:: WORK REQUIRED ::
Give only the number of lines where "polarization" occurs.

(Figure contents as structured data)
____

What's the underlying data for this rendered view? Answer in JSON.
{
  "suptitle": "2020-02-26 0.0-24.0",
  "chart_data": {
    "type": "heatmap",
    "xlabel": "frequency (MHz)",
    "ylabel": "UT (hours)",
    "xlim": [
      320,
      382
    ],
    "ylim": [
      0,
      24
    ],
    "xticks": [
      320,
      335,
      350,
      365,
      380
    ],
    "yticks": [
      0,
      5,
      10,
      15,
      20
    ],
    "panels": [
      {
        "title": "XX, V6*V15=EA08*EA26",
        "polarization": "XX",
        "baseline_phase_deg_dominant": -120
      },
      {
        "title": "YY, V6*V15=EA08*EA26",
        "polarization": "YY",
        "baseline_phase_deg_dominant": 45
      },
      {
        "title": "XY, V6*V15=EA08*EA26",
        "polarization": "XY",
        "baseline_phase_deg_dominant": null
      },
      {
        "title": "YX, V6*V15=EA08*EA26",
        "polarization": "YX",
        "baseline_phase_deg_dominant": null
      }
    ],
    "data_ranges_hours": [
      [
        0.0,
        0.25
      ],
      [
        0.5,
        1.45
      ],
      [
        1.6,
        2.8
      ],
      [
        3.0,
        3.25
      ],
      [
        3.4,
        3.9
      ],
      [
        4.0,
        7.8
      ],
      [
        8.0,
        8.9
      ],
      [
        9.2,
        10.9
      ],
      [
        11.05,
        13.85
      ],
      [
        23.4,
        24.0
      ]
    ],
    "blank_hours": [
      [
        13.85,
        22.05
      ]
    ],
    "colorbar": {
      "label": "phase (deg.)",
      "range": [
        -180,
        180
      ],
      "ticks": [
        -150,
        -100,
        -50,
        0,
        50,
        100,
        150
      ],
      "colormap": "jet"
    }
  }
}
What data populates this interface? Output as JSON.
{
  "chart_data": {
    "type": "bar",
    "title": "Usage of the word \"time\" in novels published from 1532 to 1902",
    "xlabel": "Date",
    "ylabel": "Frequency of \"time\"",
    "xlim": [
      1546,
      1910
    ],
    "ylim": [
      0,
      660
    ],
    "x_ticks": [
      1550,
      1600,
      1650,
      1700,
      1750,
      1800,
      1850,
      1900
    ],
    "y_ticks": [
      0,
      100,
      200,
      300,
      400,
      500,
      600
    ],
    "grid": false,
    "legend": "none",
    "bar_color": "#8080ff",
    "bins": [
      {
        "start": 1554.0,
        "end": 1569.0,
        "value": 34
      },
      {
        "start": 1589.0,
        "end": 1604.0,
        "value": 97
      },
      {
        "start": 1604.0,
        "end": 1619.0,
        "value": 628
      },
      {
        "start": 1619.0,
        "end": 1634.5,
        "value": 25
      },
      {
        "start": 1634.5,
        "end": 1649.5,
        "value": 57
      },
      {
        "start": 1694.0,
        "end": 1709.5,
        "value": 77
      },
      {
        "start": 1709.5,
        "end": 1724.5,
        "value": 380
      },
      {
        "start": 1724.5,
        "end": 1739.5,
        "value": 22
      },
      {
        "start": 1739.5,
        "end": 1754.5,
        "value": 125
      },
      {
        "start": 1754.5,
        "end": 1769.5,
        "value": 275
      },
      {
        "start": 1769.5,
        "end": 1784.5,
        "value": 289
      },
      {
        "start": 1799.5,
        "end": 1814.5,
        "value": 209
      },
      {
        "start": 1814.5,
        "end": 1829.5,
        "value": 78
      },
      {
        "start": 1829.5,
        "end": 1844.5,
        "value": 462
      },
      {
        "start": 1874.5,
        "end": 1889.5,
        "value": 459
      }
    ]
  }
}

____

:: COMPLETE ANSWER ::
4